PROBLEMS AND TASKS >>
**a.** Can you shorten the paragraph in the MySQL bug report that begins "when doing a multiple-table DELETE" and keep its main facts?
**b.** Could you write the next part of the MySQL bug report about ON DELETE CASCADE and replication, starting after its last sentence?

SELECTED EXCERPT >>
Bug #102586 Foreign Key ON DELETE CASCADE breaks with RBR and multiple-table DELETE.
Submitted: 12 Feb 2021 16:35 Modified: 12 Oct 2023 16:30
Reporter: Jean-François Gagné Email Updates:
Status: Verified Impact on me:
None 
Category:MySQL Server: Replication Severity:S1 (Critical)
Version:8.1.0, 8.0.34, 8.0.23, 5.7.33 OS:Any
Assigned to: CPU Architecture:Any

[12 Feb 2021 16:35] Jean-François Gagné
Description:
Hi,

when doing a multiple-table DELETE that is anticipating a foreign key ON DELETE CASCADE, the statements works on the primary but it breaks replication.  See How to repeat for details.

I traced this back to the way a multiple-table DELETE is written in the binary logs.  See How to repeat for details.

DATA EXCERPTS >>
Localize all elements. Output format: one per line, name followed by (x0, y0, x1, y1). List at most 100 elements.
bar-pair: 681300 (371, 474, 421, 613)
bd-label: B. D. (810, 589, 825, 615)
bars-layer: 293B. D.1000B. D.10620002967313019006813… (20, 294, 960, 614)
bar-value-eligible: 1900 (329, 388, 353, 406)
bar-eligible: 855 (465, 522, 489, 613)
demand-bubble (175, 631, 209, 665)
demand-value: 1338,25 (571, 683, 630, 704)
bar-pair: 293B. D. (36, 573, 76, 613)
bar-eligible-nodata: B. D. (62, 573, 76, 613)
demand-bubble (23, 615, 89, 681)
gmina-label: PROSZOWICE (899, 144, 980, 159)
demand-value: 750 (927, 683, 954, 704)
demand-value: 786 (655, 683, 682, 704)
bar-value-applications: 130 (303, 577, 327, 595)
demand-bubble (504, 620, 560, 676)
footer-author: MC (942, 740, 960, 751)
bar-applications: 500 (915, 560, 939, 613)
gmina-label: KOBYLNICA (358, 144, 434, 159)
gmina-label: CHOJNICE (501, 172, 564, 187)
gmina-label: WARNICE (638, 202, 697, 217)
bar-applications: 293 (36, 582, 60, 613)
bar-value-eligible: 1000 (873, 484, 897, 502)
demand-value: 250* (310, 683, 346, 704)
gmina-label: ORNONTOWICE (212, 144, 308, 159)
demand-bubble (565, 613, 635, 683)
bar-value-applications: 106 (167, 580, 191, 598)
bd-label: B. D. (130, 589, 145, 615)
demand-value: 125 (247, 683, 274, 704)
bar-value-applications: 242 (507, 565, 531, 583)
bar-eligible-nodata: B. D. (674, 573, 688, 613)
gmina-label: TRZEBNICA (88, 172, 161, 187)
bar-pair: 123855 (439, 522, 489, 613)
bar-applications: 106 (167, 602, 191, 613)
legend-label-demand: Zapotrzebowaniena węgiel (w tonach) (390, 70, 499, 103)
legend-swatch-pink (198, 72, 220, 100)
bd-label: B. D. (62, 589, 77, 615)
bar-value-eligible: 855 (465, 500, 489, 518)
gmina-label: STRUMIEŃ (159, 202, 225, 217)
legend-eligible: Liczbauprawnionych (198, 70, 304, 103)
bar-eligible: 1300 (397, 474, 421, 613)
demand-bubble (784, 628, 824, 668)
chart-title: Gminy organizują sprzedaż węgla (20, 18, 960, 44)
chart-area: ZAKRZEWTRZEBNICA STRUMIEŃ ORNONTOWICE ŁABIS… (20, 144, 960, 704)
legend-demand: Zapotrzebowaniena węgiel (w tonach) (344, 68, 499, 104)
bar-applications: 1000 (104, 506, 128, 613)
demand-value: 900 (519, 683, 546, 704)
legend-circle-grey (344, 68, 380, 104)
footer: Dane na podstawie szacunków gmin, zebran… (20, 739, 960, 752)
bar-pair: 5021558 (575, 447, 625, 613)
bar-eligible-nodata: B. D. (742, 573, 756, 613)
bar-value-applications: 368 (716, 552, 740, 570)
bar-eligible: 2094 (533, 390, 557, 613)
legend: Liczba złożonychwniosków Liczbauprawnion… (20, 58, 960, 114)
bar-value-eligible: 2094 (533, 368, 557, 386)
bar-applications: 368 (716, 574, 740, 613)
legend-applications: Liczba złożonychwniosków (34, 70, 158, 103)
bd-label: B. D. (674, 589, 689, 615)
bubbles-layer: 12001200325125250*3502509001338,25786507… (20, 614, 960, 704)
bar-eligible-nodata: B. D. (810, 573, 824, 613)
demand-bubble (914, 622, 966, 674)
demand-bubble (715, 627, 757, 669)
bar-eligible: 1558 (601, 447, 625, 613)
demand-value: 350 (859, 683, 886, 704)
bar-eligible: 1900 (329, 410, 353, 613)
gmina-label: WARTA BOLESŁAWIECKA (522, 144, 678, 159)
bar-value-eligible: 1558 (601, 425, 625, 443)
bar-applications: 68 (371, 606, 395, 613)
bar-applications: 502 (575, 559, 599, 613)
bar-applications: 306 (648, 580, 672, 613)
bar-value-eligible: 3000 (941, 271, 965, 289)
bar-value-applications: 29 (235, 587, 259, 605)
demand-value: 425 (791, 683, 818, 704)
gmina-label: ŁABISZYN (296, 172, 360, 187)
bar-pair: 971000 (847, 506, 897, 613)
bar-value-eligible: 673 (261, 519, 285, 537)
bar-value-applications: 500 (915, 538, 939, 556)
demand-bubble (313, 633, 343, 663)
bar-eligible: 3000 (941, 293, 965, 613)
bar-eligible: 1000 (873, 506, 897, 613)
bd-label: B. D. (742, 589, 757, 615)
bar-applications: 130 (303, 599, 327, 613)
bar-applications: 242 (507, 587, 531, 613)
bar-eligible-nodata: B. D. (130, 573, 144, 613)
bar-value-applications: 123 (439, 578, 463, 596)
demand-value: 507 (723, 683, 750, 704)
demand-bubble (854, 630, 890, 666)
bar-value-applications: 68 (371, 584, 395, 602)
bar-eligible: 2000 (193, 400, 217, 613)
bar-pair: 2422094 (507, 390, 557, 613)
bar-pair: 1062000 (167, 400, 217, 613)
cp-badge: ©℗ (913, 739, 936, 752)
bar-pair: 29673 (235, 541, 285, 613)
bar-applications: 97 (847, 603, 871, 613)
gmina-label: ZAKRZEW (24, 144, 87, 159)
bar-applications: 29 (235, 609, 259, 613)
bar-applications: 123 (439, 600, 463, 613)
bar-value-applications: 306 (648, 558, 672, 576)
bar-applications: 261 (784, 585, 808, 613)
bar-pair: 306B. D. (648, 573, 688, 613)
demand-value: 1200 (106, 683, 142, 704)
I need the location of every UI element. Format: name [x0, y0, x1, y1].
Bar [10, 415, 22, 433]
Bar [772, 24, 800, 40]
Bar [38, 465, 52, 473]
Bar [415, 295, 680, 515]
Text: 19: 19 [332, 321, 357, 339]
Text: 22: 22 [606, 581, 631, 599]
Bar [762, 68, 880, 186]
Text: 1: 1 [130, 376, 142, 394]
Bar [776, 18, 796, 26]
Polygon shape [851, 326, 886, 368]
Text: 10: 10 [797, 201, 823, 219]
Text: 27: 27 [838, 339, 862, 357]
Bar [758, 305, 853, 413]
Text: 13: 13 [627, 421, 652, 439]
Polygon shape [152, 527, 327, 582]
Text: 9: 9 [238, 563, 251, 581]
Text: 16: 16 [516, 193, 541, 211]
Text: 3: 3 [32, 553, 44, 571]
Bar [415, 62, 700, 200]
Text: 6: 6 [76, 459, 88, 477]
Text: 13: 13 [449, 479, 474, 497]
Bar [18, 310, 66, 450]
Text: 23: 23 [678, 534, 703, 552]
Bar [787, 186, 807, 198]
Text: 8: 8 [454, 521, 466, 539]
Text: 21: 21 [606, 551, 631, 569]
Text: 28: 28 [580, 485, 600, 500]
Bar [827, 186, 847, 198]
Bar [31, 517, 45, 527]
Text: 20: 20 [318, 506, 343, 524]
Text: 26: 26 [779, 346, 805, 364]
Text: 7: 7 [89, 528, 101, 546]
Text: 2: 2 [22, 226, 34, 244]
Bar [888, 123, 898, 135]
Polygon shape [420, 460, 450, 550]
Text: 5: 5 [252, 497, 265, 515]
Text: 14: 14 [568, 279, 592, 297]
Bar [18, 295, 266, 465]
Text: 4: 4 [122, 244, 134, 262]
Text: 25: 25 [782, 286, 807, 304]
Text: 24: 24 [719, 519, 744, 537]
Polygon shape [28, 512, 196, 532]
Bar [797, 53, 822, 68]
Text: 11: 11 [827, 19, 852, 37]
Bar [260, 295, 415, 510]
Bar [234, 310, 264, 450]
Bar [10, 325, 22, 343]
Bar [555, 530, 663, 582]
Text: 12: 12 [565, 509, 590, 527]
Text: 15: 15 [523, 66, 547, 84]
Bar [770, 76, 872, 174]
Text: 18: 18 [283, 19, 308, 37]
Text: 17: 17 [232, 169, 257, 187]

SOLVED PROBLEMS >>
**a.** A multiple-table DELETE that anticipates a foreign key ON DELETE CASCADE succeeds on the primary but breaks replication. The details are under How to repeat.

**b.**
How to repeat is for 8.0.23, but 5.7.33 also breaks with the same steps.  I do not know if the t2 delete should not be in the binary logs, or if the replication applier should not try executing the t2 delete_row.

Many thanks for looking into this,

Jean-François Gagné

How to repeat:
# Use dbdeployer to create a test environment.
dbdeployer deploy replication mysql_8.0.23

# Initialize everything, with table t2 having a FK ON DELETE CASCADE on t.
./m <<< "create database test_jfg"
./m test_jfg <<< "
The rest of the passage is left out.